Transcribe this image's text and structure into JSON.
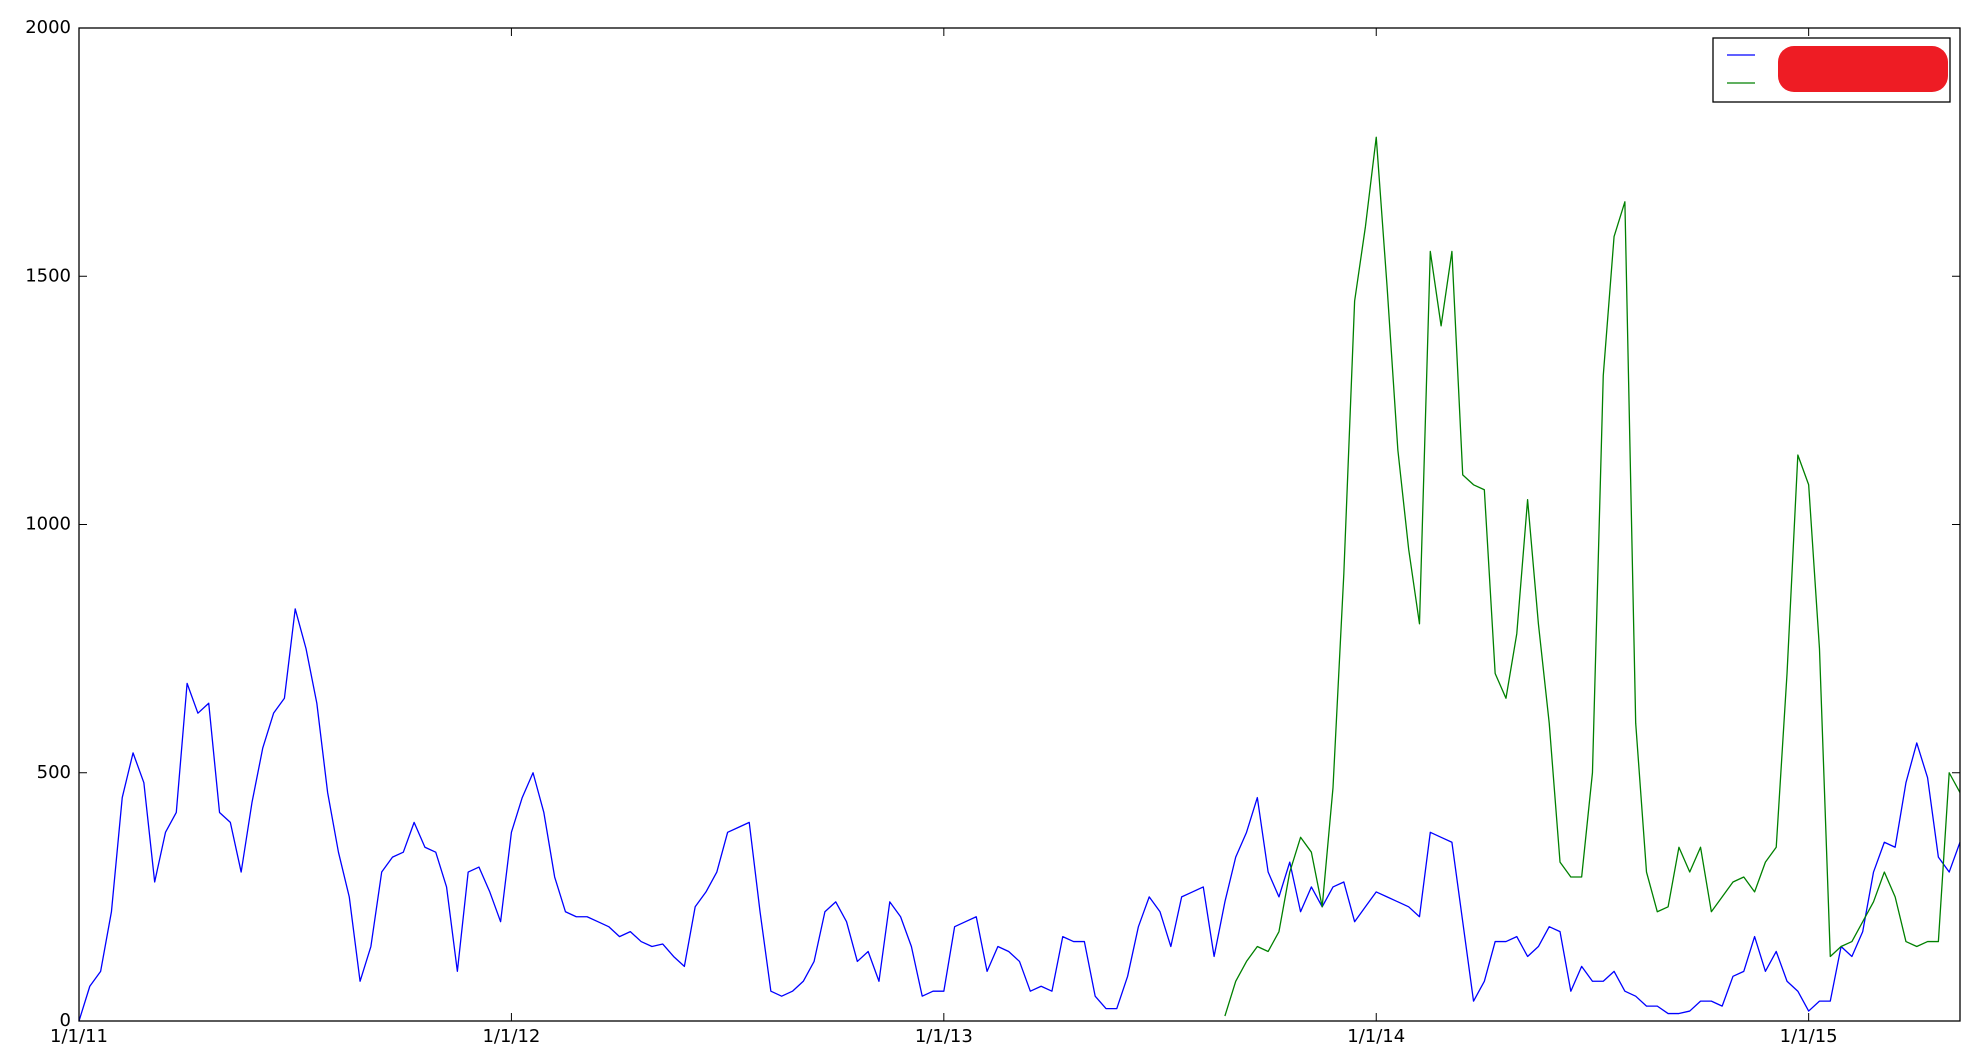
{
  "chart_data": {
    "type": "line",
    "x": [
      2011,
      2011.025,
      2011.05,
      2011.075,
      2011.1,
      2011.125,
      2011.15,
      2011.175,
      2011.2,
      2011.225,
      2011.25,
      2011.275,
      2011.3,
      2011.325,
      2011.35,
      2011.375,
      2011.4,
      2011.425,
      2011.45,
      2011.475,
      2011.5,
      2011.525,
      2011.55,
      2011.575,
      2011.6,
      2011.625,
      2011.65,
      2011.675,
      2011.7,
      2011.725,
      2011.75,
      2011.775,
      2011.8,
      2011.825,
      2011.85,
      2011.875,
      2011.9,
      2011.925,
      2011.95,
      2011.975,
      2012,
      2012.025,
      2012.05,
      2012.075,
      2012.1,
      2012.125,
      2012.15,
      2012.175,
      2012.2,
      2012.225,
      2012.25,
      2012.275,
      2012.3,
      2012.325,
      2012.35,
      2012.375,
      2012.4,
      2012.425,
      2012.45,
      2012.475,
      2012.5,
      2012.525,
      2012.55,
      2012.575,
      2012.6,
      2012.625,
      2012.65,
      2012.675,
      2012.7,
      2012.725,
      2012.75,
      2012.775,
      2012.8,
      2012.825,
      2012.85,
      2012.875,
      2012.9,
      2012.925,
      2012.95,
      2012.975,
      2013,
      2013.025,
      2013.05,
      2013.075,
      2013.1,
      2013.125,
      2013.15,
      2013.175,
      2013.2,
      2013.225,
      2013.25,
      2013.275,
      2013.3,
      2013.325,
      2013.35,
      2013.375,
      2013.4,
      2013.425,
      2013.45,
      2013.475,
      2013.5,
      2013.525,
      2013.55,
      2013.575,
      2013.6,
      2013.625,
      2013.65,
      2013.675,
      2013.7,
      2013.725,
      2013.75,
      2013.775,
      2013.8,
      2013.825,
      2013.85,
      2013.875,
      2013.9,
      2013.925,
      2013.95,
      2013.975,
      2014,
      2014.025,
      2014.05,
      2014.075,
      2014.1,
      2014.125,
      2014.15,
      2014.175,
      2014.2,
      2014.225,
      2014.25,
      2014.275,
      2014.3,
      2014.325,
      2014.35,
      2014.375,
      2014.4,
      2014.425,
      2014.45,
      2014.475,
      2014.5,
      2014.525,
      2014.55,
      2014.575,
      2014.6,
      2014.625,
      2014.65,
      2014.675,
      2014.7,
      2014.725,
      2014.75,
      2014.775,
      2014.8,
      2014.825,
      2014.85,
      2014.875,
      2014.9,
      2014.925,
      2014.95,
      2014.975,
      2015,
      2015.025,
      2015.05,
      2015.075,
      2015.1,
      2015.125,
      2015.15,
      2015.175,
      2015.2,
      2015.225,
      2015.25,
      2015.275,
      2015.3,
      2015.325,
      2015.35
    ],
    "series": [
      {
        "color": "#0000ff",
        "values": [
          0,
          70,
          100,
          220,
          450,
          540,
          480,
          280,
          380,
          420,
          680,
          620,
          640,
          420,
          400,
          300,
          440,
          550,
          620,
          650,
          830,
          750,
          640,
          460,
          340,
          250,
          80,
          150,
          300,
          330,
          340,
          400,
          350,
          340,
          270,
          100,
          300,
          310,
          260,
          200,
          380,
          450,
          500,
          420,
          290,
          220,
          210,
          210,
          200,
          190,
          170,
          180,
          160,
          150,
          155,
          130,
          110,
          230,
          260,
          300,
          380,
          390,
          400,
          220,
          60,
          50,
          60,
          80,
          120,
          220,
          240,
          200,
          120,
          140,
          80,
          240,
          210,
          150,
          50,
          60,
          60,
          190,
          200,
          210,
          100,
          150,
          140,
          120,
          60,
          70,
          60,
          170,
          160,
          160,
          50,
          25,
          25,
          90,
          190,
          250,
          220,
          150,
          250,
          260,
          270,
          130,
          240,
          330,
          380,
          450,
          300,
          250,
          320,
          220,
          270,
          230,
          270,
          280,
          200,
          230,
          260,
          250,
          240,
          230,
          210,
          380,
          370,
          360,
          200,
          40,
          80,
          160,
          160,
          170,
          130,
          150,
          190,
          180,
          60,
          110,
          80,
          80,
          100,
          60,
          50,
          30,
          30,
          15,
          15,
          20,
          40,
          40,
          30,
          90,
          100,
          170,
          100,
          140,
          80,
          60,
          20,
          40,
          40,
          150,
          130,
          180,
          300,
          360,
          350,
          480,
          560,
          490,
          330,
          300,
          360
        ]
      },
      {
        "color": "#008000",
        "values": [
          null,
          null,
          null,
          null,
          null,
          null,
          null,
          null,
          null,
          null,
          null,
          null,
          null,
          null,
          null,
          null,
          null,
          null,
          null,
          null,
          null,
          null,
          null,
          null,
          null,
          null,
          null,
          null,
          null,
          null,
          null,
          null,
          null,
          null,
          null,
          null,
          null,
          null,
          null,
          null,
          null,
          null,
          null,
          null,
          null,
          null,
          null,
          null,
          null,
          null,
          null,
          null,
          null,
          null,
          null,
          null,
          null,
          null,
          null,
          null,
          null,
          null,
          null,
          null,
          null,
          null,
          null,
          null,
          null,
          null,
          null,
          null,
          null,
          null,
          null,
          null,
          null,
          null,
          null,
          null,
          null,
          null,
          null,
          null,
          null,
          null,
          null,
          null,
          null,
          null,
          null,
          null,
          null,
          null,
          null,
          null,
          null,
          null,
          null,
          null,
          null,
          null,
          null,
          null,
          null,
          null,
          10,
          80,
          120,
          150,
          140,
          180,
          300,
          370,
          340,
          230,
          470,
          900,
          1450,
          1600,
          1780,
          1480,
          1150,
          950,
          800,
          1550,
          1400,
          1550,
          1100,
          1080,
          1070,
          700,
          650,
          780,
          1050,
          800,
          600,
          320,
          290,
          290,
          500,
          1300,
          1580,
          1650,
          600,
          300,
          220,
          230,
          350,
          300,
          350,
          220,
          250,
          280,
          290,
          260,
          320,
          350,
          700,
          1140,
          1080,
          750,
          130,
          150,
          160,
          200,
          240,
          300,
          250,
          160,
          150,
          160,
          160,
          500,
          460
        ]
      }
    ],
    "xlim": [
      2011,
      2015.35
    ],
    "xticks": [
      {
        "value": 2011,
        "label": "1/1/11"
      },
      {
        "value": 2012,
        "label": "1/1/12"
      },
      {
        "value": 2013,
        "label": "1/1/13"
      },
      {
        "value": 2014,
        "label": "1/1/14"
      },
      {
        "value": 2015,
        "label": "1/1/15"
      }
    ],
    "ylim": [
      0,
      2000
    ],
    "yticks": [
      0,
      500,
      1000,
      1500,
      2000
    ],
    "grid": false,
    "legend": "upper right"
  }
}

■ ■ ■ ■

What is asked: Restate the data above exactly, stripping out each image.

Answer to this exercise:
Transcribe this image's text and structure into JSON.
{
  "chart_data": {
    "type": "line",
    "x": [
      2011,
      2011.025,
      2011.05,
      2011.075,
      2011.1,
      2011.125,
      2011.15,
      2011.175,
      2011.2,
      2011.225,
      2011.25,
      2011.275,
      2011.3,
      2011.325,
      2011.35,
      2011.375,
      2011.4,
      2011.425,
      2011.45,
      2011.475,
      2011.5,
      2011.525,
      2011.55,
      2011.575,
      2011.6,
      2011.625,
      2011.65,
      2011.675,
      2011.7,
      2011.725,
      2011.75,
      2011.775,
      2011.8,
      2011.825,
      2011.85,
      2011.875,
      2011.9,
      2011.925,
      2011.95,
      2011.975,
      2012,
      2012.025,
      2012.05,
      2012.075,
      2012.1,
      2012.125,
      2012.15,
      2012.175,
      2012.2,
      2012.225,
      2012.25,
      2012.275,
      2012.3,
      2012.325,
      2012.35,
      2012.375,
      2012.4,
      2012.425,
      2012.45,
      2012.475,
      2012.5,
      2012.525,
      2012.55,
      2012.575,
      2012.6,
      2012.625,
      2012.65,
      2012.675,
      2012.7,
      2012.725,
      2012.75,
      2012.775,
      2012.8,
      2012.825,
      2012.85,
      2012.875,
      2012.9,
      2012.925,
      2012.95,
      2012.975,
      2013,
      2013.025,
      2013.05,
      2013.075,
      2013.1,
      2013.125,
      2013.15,
      2013.175,
      2013.2,
      2013.225,
      2013.25,
      2013.275,
      2013.3,
      2013.325,
      2013.35,
      2013.375,
      2013.4,
      2013.425,
      2013.45,
      2013.475,
      2013.5,
      2013.525,
      2013.55,
      2013.575,
      2013.6,
      2013.625,
      2013.65,
      2013.675,
      2013.7,
      2013.725,
      2013.75,
      2013.775,
      2013.8,
      2013.825,
      2013.85,
      2013.875,
      2013.9,
      2013.925,
      2013.95,
      2013.975,
      2014,
      2014.025,
      2014.05,
      2014.075,
      2014.1,
      2014.125,
      2014.15,
      2014.175,
      2014.2,
      2014.225,
      2014.25,
      2014.275,
      2014.3,
      2014.325,
      2014.35,
      2014.375,
      2014.4,
      2014.425,
      2014.45,
      2014.475,
      2014.5,
      2014.525,
      2014.55,
      2014.575,
      2014.6,
      2014.625,
      2014.65,
      2014.675,
      2014.7,
      2014.725,
      2014.75,
      2014.775,
      2014.8,
      2014.825,
      2014.85,
      2014.875,
      2014.9,
      2014.925,
      2014.95,
      2014.975,
      2015,
      2015.025,
      2015.05,
      2015.075,
      2015.1,
      2015.125,
      2015.15,
      2015.175,
      2015.2,
      2015.225,
      2015.25,
      2015.275,
      2015.3,
      2015.325,
      2015.35
    ],
    "series": [
      {
        "color": "#0000ff",
        "values": [
          0,
          70,
          100,
          220,
          450,
          540,
          480,
          280,
          380,
          420,
          680,
          620,
          640,
          420,
          400,
          300,
          440,
          550,
          620,
          650,
          830,
          750,
          640,
          460,
          340,
          250,
          80,
          150,
          300,
          330,
          340,
          400,
          350,
          340,
          270,
          100,
          300,
          310,
          260,
          200,
          380,
          450,
          500,
          420,
          290,
          220,
          210,
          210,
          200,
          190,
          170,
          180,
          160,
          150,
          155,
          130,
          110,
          230,
          260,
          300,
          380,
          390,
          400,
          220,
          60,
          50,
          60,
          80,
          120,
          220,
          240,
          200,
          120,
          140,
          80,
          240,
          210,
          150,
          50,
          60,
          60,
          190,
          200,
          210,
          100,
          150,
          140,
          120,
          60,
          70,
          60,
          170,
          160,
          160,
          50,
          25,
          25,
          90,
          190,
          250,
          220,
          150,
          250,
          260,
          270,
          130,
          240,
          330,
          380,
          450,
          300,
          250,
          320,
          220,
          270,
          230,
          270,
          280,
          200,
          230,
          260,
          250,
          240,
          230,
          210,
          380,
          370,
          360,
          200,
          40,
          80,
          160,
          160,
          170,
          130,
          150,
          190,
          180,
          60,
          110,
          80,
          80,
          100,
          60,
          50,
          30,
          30,
          15,
          15,
          20,
          40,
          40,
          30,
          90,
          100,
          170,
          100,
          140,
          80,
          60,
          20,
          40,
          40,
          150,
          130,
          180,
          300,
          360,
          350,
          480,
          560,
          490,
          330,
          300,
          360
        ]
      },
      {
        "color": "#008000",
        "values": [
          null,
          null,
          null,
          null,
          null,
          null,
          null,
          null,
          null,
          null,
          null,
          null,
          null,
          null,
          null,
          null,
          null,
          null,
          null,
          null,
          null,
          null,
          null,
          null,
          null,
          null,
          null,
          null,
          null,
          null,
          null,
          null,
          null,
          null,
          null,
          null,
          null,
          null,
          null,
          null,
          null,
          null,
          null,
          null,
          null,
          null,
          null,
          null,
          null,
          null,
          null,
          null,
          null,
          null,
          null,
          null,
          null,
          null,
          null,
          null,
          null,
          null,
          null,
          null,
          null,
          null,
          null,
          null,
          null,
          null,
          null,
          null,
          null,
          null,
          null,
          null,
          null,
          null,
          null,
          null,
          null,
          null,
          null,
          null,
          null,
          null,
          null,
          null,
          null,
          null,
          null,
          null,
          null,
          null,
          null,
          null,
          null,
          null,
          null,
          null,
          null,
          null,
          null,
          null,
          null,
          null,
          10,
          80,
          120,
          150,
          140,
          180,
          300,
          370,
          340,
          230,
          470,
          900,
          1450,
          1600,
          1780,
          1480,
          1150,
          950,
          800,
          1550,
          1400,
          1550,
          1100,
          1080,
          1070,
          700,
          650,
          780,
          1050,
          800,
          600,
          320,
          290,
          290,
          500,
          1300,
          1580,
          1650,
          600,
          300,
          220,
          230,
          350,
          300,
          350,
          220,
          250,
          280,
          290,
          260,
          320,
          350,
          700,
          1140,
          1080,
          750,
          130,
          150,
          160,
          200,
          240,
          300,
          250,
          160,
          150,
          160,
          160,
          500,
          460
        ]
      }
    ],
    "xlim": [
      2011,
      2015.35
    ],
    "xticks": [
      {
        "value": 2011,
        "label": "1/1/11"
      },
      {
        "value": 2012,
        "label": "1/1/12"
      },
      {
        "value": 2013,
        "label": "1/1/13"
      },
      {
        "value": 2014,
        "label": "1/1/14"
      },
      {
        "value": 2015,
        "label": "1/1/15"
      }
    ],
    "ylim": [
      0,
      2000
    ],
    "yticks": [
      0,
      500,
      1000,
      1500,
      2000
    ],
    "grid": false,
    "legend": "upper right"
  }
}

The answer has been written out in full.